begin LISTED RECORDS
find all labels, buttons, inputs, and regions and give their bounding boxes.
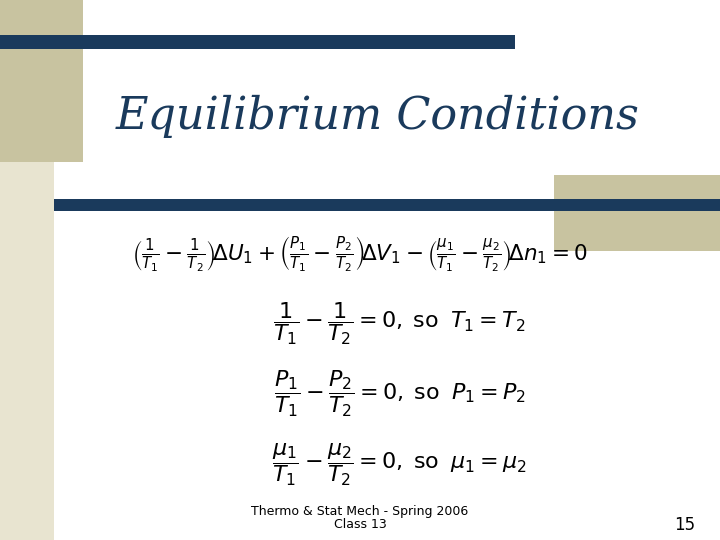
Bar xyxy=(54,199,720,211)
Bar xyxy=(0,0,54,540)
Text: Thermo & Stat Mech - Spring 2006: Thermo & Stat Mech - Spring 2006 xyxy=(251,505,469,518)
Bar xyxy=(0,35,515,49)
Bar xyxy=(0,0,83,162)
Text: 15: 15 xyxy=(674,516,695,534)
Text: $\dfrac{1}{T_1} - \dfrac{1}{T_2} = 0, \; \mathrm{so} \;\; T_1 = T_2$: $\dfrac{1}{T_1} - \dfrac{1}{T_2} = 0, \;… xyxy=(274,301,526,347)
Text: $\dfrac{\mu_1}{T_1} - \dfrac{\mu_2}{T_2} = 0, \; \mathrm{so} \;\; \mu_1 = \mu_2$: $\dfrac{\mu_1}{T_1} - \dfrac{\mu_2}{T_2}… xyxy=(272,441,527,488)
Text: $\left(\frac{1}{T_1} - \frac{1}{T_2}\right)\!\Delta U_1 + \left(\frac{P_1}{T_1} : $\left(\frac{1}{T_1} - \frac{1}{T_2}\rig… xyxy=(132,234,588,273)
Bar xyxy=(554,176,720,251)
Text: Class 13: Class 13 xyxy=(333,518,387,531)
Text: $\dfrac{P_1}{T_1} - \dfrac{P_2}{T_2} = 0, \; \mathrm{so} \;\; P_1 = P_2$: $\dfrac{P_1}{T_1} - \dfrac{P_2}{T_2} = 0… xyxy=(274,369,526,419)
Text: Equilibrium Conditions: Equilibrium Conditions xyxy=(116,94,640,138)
end LISTED RECORDS
begin LISTED RECORDS
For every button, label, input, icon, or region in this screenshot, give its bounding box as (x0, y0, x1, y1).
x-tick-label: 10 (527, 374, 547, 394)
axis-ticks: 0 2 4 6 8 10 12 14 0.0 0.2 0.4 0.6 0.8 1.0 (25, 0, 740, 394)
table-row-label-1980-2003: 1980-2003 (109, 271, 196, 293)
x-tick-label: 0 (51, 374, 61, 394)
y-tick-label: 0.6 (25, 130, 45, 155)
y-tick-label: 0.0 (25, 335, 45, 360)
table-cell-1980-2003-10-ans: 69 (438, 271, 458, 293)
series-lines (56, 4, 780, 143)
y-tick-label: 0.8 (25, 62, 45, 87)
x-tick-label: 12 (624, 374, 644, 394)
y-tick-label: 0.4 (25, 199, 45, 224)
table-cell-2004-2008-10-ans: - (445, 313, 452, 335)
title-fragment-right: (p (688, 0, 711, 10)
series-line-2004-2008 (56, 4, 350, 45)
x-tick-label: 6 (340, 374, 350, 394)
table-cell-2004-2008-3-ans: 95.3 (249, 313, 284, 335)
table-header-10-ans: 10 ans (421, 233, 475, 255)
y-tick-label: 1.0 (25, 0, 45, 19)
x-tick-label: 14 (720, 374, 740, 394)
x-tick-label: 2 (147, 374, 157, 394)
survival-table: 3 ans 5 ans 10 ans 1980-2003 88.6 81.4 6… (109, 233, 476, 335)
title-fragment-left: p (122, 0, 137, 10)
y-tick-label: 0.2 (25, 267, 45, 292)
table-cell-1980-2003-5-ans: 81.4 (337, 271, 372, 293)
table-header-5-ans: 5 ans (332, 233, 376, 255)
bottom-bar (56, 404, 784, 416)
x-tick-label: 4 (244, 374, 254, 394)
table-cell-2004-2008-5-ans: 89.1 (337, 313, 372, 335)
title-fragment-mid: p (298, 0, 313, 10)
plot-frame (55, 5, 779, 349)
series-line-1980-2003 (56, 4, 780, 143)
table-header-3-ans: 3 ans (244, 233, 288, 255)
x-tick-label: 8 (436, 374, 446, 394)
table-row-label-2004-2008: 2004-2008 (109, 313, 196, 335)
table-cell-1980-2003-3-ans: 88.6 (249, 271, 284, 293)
end LISTED RECORDS
begin LISTED RECORDS
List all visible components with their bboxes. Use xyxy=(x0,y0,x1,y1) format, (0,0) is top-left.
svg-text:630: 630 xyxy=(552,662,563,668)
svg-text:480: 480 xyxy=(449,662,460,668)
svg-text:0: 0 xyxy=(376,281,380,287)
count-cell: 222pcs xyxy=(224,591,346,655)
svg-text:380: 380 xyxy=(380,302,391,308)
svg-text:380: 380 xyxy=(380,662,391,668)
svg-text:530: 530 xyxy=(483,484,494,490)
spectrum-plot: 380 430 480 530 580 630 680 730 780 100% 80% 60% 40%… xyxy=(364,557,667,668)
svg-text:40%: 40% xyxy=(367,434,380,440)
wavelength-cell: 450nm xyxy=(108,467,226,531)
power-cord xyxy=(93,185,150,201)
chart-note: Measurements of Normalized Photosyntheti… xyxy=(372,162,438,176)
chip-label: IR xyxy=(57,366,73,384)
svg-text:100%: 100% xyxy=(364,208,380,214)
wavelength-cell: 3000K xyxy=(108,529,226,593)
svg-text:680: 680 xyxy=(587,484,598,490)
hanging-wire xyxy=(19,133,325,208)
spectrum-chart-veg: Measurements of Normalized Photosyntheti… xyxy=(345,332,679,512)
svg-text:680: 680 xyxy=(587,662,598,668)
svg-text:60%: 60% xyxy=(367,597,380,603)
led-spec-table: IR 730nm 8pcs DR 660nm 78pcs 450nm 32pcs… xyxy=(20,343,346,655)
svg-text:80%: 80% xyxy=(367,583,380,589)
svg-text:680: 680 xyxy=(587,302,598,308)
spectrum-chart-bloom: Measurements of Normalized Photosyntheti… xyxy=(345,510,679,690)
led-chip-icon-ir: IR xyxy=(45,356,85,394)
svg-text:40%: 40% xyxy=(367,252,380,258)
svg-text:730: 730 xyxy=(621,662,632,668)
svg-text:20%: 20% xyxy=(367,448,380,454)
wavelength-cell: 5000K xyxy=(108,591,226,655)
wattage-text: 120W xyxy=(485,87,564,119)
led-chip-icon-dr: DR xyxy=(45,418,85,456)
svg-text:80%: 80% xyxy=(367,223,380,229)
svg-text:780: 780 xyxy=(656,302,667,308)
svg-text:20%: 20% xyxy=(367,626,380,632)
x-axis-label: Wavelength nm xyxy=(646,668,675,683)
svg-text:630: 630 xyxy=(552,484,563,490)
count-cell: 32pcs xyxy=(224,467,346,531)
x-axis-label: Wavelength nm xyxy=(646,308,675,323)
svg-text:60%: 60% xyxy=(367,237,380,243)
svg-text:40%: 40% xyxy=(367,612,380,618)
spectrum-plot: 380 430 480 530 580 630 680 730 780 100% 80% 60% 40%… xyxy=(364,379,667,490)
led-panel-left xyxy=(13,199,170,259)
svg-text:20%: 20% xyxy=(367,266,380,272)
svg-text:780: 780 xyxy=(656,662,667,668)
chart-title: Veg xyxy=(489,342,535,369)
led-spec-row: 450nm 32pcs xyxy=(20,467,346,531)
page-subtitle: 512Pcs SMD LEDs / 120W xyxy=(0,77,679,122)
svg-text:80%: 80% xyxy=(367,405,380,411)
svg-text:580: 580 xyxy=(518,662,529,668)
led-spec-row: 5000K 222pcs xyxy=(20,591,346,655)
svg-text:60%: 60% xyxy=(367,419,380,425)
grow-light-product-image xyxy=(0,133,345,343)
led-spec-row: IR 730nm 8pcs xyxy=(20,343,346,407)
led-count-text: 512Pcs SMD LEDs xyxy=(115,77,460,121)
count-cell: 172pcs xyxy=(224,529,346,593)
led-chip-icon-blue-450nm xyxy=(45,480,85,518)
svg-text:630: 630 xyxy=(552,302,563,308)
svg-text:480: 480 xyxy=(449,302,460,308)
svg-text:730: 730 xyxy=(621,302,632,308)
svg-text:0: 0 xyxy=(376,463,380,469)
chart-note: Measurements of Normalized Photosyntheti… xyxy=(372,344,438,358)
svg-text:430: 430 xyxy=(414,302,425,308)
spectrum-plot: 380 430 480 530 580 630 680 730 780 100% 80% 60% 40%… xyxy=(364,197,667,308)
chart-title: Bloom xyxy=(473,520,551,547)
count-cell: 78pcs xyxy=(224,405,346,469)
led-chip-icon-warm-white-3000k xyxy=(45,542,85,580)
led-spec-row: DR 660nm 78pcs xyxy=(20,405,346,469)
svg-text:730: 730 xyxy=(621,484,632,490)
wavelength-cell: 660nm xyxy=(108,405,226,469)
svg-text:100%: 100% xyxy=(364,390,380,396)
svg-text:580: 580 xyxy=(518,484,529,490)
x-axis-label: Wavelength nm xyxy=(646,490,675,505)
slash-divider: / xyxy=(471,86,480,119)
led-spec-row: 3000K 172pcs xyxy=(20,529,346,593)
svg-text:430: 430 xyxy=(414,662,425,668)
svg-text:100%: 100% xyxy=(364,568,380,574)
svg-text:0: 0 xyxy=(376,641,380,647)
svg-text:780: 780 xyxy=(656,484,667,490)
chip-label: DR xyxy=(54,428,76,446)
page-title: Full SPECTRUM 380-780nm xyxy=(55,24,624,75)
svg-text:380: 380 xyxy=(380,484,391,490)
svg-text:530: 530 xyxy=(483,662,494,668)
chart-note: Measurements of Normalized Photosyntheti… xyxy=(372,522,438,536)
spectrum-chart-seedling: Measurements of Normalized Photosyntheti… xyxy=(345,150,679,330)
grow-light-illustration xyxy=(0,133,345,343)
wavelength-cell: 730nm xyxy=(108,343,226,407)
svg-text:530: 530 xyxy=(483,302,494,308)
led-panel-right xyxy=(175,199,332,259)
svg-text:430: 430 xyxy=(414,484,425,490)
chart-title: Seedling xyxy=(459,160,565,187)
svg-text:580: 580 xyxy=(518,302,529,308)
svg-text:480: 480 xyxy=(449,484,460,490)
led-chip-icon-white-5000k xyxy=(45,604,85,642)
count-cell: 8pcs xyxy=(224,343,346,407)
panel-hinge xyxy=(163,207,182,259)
end LISTED RECORDS
• **TASK**: Duplicate the rows starting with the line that contains "List all visible" and going on through the line that contains "count-cell: 32pcs xyxy=(224,467,346,531)", keeping each one unchanged.

• **EXERCISE RESPONSE**:
List all visible components with their bboxes. Use xyxy=(x0,y0,x1,y1) format, (0,0) is top-left.
svg-text:630: 630 xyxy=(552,662,563,668)
svg-text:480: 480 xyxy=(449,662,460,668)
svg-text:0: 0 xyxy=(376,281,380,287)
count-cell: 222pcs xyxy=(224,591,346,655)
svg-text:380: 380 xyxy=(380,302,391,308)
svg-text:380: 380 xyxy=(380,662,391,668)
svg-text:530: 530 xyxy=(483,484,494,490)
spectrum-plot: 380 430 480 530 580 630 680 730 780 100% 80% 60% 40%… xyxy=(364,557,667,668)
svg-text:40%: 40% xyxy=(367,434,380,440)
wavelength-cell: 450nm xyxy=(108,467,226,531)
power-cord xyxy=(93,185,150,201)
chart-note: Measurements of Normalized Photosyntheti… xyxy=(372,162,438,176)
chip-label: IR xyxy=(57,366,73,384)
svg-text:100%: 100% xyxy=(364,208,380,214)
wavelength-cell: 3000K xyxy=(108,529,226,593)
svg-text:680: 680 xyxy=(587,484,598,490)
hanging-wire xyxy=(19,133,325,208)
spectrum-chart-veg: Measurements of Normalized Photosyntheti… xyxy=(345,332,679,512)
svg-text:680: 680 xyxy=(587,662,598,668)
svg-text:60%: 60% xyxy=(367,597,380,603)
led-spec-table: IR 730nm 8pcs DR 660nm 78pcs 450nm 32pcs… xyxy=(20,343,346,655)
svg-text:80%: 80% xyxy=(367,583,380,589)
svg-text:680: 680 xyxy=(587,302,598,308)
spectrum-chart-bloom: Measurements of Normalized Photosyntheti… xyxy=(345,510,679,690)
led-chip-icon-ir: IR xyxy=(45,356,85,394)
svg-text:40%: 40% xyxy=(367,252,380,258)
svg-text:730: 730 xyxy=(621,662,632,668)
svg-text:20%: 20% xyxy=(367,448,380,454)
wavelength-cell: 5000K xyxy=(108,591,226,655)
wattage-text: 120W xyxy=(485,87,564,119)
led-chip-icon-dr: DR xyxy=(45,418,85,456)
svg-text:80%: 80% xyxy=(367,223,380,229)
svg-text:780: 780 xyxy=(656,302,667,308)
svg-text:20%: 20% xyxy=(367,626,380,632)
x-axis-label: Wavelength nm xyxy=(646,668,675,683)
svg-text:630: 630 xyxy=(552,484,563,490)
count-cell: 32pcs xyxy=(224,467,346,531)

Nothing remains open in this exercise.